▶ [Required work]
Work through the data line by line, gathering every line that has the word "this".
** START Excerpted data **
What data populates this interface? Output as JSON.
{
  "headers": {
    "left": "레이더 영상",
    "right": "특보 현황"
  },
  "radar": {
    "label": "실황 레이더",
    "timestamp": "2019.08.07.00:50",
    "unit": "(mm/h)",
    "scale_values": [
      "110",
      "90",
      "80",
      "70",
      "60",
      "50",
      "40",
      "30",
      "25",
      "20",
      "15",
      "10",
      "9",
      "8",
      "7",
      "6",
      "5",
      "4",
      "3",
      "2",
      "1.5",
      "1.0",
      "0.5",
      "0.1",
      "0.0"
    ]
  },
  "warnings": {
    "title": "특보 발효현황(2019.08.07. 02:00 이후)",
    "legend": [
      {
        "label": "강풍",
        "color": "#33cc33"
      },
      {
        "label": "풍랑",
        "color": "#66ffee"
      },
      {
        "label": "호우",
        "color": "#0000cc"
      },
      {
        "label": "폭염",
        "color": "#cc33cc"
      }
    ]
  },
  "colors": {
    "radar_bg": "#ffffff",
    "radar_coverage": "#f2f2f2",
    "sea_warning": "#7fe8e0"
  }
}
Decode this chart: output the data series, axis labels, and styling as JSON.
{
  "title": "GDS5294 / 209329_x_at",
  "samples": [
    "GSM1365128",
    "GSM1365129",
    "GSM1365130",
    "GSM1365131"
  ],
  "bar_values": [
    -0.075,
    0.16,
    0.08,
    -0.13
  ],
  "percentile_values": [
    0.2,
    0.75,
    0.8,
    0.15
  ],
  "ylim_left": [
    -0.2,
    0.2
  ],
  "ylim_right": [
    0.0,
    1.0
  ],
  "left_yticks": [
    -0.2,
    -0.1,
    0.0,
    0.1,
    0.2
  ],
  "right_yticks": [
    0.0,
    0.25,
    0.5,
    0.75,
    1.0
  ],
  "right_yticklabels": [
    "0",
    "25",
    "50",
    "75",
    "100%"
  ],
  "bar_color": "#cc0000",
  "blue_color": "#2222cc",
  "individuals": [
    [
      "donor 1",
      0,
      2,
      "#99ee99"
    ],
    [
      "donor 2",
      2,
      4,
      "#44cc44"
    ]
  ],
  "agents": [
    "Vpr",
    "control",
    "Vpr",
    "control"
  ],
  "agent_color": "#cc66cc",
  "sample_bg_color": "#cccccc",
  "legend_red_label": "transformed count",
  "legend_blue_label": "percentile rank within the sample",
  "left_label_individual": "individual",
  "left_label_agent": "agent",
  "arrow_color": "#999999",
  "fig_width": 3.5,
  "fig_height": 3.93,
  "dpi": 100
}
** END Excerpted data **
▶ [Exercise solution]
What data populates this interface? Output as JSON.
Decode this chart: output the data series, axis labels, and styling as JSON.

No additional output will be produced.